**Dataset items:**
· · ·

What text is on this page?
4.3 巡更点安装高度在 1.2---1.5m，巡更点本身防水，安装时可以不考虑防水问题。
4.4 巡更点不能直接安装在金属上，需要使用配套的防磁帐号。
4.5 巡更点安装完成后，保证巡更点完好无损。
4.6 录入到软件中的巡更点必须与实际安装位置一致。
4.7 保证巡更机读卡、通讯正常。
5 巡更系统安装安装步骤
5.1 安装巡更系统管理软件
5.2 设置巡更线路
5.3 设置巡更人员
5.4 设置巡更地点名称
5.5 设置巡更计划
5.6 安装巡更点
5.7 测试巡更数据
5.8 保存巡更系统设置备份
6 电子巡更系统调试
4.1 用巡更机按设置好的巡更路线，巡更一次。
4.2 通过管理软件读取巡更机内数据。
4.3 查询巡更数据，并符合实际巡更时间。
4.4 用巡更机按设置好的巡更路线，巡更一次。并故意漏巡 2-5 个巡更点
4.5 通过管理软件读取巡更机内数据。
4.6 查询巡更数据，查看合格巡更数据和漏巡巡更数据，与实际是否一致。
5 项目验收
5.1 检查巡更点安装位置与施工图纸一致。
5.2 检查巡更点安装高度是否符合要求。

· · ·

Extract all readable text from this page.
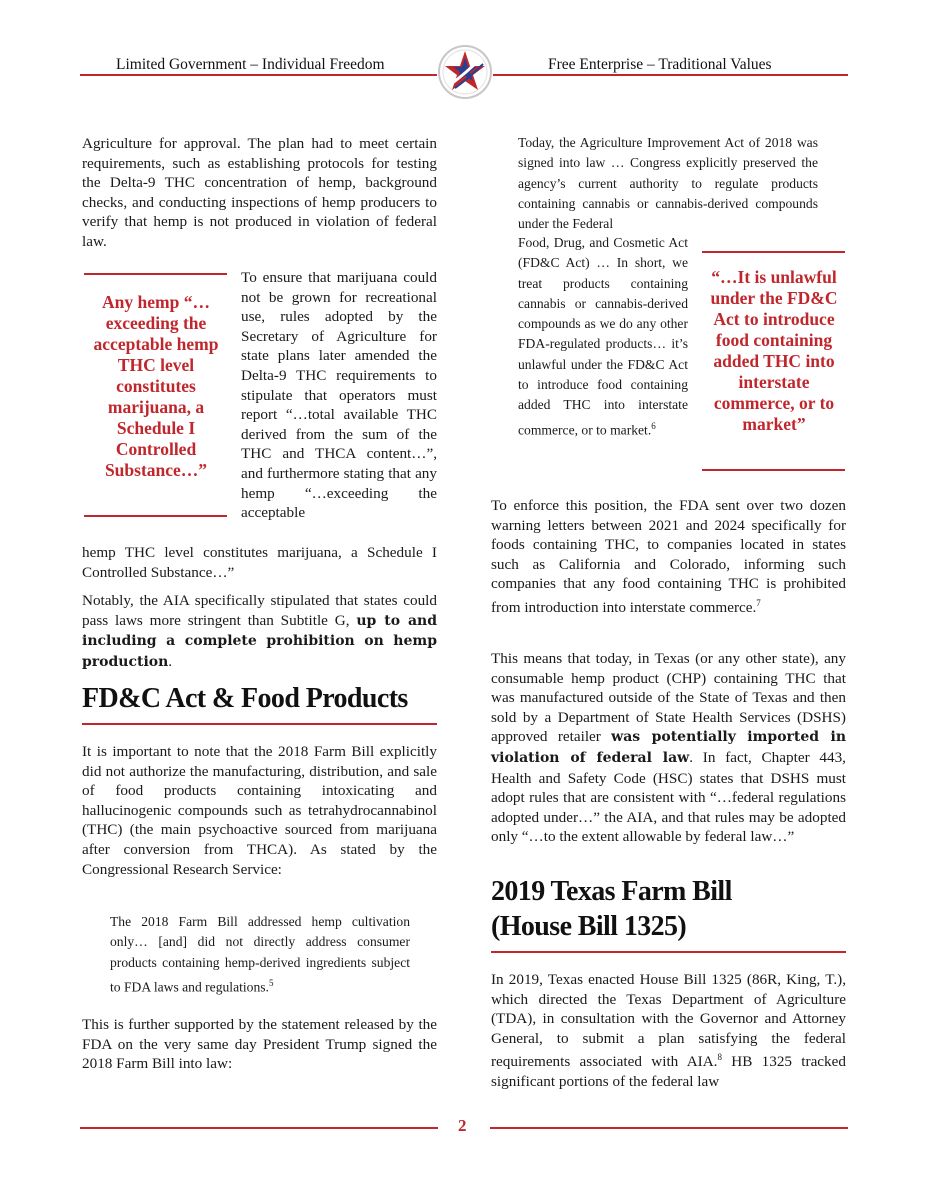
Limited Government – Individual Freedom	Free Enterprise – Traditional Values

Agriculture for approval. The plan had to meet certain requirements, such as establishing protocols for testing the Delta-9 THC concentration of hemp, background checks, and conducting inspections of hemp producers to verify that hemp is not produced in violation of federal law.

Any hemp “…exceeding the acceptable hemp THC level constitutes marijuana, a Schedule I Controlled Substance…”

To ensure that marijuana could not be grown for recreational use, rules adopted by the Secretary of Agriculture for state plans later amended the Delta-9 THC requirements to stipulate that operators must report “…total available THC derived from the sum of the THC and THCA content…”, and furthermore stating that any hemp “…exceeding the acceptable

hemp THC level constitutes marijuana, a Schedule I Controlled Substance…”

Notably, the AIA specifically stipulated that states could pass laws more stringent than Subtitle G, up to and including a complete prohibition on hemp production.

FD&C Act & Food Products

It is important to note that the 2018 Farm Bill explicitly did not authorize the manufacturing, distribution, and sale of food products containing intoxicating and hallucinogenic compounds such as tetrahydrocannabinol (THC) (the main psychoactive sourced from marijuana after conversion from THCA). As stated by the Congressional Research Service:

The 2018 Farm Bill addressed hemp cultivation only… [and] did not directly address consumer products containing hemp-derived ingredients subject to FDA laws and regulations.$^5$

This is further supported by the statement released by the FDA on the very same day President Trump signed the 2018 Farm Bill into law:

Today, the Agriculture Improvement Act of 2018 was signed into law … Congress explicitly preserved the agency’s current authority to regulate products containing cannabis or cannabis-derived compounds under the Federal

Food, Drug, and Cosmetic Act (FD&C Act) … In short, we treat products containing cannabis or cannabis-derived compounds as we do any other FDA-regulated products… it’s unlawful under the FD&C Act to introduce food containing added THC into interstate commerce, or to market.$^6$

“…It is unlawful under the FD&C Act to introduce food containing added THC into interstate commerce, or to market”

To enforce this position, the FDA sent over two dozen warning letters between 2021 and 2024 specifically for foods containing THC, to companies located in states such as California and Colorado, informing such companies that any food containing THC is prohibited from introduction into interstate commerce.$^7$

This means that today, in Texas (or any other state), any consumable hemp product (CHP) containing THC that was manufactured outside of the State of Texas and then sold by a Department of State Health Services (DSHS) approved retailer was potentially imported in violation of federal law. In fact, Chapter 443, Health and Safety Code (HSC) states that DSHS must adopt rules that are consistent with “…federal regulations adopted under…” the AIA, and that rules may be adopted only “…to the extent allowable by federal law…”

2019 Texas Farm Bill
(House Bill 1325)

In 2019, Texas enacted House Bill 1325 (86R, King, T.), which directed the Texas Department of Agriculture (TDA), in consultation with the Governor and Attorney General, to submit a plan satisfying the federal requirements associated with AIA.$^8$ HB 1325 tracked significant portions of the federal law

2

· · ·

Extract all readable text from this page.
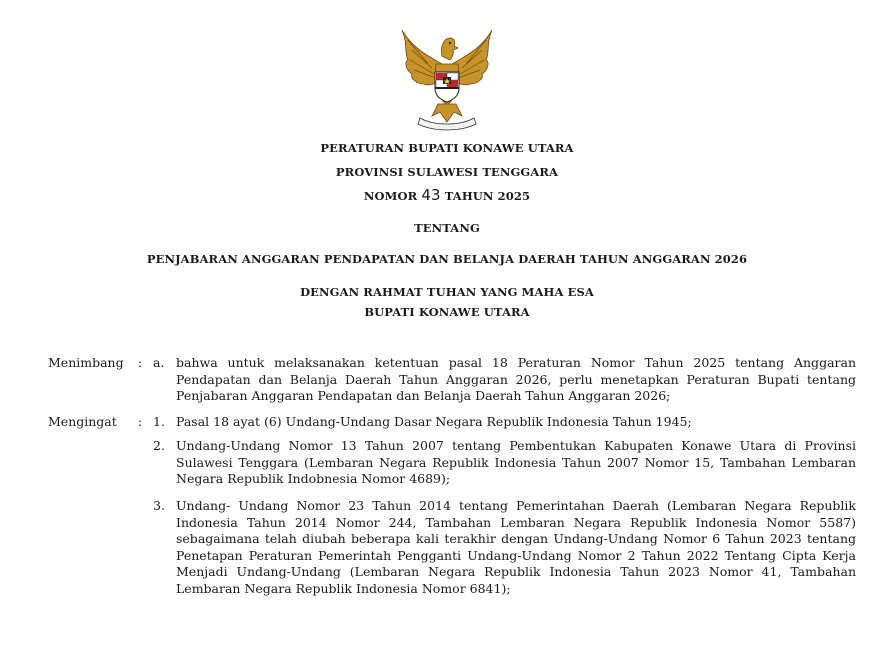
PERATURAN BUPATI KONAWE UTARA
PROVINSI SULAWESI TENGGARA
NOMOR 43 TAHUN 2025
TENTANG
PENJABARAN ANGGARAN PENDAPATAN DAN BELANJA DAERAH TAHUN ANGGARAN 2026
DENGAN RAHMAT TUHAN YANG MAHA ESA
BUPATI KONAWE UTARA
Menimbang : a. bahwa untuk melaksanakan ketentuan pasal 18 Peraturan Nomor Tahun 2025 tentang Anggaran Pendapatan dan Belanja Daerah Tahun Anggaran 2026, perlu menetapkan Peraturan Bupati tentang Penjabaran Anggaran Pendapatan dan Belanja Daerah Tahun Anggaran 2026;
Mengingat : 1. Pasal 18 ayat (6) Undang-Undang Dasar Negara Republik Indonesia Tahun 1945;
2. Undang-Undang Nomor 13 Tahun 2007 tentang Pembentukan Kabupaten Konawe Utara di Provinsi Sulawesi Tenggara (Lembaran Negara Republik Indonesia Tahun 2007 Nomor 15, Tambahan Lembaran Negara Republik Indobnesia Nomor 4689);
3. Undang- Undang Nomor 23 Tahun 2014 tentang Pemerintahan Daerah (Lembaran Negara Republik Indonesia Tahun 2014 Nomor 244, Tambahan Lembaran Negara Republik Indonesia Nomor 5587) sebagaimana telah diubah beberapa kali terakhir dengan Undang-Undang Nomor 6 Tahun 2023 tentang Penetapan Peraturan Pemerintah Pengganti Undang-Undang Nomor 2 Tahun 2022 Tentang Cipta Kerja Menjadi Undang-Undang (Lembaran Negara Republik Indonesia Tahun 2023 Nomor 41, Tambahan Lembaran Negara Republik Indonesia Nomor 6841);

· · ·

**Exercise instructions:**
In the entries above, identify every line with the word "regulations". Copy those lines.

**Answer to this exercise:**
The 2018 Farm Bill addressed hemp cultivation only… [and] did not directly address consumer products containing hemp-derived ingredients subject to FDA laws and regulations.$^5$
This means that today, in Texas (or any other state), any consumable hemp product (CHP) containing THC that was manufactured outside of the State of Texas and then sold by a Department of State Health Services (DSHS) approved retailer was potentially imported in violation of federal law. In fact, Chapter 443, Health and Safety Code (HSC) states that DSHS must adopt rules that are consistent with “…federal regulations adopted under…” the AIA, and that rules may be adopted only “…to the extent allowable by federal law…”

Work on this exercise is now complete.